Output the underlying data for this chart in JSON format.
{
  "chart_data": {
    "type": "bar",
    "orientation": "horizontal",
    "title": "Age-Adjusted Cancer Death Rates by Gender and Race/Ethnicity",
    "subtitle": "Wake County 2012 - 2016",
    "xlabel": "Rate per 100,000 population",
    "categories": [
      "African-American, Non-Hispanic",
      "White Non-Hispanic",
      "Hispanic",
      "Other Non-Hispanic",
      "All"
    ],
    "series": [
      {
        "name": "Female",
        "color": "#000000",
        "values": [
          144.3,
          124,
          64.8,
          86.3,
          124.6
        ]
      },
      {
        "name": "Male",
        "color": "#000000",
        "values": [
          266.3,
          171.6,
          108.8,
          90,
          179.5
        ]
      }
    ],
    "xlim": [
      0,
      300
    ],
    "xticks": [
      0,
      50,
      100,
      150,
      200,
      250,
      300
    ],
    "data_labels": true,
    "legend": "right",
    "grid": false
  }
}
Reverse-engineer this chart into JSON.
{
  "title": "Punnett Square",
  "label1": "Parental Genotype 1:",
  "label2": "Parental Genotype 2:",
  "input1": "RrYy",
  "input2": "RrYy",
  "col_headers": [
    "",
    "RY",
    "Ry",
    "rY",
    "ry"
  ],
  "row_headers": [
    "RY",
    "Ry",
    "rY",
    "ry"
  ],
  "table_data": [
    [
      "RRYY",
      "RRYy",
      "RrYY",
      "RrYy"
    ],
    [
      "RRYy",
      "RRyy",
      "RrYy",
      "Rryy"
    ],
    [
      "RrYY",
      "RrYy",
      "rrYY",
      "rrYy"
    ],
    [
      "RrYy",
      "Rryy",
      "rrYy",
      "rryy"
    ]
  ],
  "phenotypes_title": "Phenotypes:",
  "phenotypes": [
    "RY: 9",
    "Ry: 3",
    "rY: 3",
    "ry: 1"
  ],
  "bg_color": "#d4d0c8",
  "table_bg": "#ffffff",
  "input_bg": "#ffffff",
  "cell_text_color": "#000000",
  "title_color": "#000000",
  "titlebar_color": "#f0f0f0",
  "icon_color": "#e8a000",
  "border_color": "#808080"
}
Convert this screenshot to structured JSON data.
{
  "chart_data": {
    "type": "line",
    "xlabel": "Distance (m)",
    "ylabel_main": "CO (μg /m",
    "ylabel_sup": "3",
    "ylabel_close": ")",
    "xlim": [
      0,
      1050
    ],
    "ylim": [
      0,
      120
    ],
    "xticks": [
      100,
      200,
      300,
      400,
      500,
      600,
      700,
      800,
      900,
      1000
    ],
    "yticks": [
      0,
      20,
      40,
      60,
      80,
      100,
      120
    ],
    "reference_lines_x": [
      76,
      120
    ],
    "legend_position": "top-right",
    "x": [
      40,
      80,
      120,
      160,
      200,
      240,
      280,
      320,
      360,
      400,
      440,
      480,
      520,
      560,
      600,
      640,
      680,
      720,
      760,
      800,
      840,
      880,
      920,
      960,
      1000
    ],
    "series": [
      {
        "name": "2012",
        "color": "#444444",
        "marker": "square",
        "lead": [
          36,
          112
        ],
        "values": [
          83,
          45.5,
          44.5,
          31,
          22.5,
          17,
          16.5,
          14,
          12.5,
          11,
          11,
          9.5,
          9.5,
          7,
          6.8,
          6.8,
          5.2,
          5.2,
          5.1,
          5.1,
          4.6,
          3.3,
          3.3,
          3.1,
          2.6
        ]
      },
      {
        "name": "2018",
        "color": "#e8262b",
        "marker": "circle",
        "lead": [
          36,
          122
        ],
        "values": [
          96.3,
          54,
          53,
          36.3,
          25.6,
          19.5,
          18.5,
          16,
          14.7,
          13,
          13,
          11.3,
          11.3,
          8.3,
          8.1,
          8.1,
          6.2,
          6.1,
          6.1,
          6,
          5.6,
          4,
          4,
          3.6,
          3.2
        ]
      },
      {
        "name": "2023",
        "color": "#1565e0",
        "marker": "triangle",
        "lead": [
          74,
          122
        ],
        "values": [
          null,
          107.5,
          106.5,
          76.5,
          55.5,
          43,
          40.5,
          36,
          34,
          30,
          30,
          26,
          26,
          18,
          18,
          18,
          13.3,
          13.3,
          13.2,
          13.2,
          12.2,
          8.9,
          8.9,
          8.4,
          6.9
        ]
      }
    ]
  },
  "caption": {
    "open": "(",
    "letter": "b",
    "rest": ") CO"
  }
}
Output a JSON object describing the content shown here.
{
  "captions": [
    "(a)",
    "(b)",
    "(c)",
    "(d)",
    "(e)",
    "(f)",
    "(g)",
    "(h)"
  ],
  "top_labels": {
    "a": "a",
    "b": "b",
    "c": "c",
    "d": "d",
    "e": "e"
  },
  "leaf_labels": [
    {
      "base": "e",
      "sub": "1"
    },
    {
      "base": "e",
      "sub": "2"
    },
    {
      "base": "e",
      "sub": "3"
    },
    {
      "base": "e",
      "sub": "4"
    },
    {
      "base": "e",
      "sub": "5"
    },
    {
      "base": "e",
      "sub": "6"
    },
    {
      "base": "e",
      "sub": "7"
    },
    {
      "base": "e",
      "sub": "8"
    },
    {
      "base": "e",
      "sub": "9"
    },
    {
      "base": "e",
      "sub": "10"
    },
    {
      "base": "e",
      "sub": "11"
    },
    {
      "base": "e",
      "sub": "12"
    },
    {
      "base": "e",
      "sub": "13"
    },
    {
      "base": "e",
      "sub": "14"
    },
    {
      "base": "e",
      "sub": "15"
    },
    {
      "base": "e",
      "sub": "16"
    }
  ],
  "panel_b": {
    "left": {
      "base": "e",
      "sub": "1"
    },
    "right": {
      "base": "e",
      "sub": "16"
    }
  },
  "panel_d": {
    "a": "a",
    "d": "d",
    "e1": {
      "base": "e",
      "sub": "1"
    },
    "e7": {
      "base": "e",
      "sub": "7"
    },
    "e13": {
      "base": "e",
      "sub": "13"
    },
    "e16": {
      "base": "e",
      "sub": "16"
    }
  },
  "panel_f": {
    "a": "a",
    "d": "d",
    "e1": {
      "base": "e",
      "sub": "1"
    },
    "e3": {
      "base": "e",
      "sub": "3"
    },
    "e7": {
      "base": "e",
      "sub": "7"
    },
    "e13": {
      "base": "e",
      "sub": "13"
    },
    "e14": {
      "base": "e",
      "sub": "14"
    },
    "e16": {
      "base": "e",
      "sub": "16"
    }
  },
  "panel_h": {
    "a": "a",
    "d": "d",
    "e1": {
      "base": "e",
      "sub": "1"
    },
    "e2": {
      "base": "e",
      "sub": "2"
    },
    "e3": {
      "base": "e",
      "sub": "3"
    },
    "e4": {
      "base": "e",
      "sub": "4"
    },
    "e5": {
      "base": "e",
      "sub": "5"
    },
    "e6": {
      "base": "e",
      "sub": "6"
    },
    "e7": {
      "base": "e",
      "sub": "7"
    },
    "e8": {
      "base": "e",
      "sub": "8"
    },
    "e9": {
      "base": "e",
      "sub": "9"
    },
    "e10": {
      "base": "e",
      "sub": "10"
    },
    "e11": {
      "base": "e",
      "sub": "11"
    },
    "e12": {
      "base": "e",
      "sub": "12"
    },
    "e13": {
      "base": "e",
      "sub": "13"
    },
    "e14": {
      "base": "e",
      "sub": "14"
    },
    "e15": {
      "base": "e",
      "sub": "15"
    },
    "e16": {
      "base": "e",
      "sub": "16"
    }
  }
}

──────────

Filter the entries above down to the lines containing the word "Genotype".

  "label1": "Parental Genotype 1:",
  "label2": "Parental Genotype 2:",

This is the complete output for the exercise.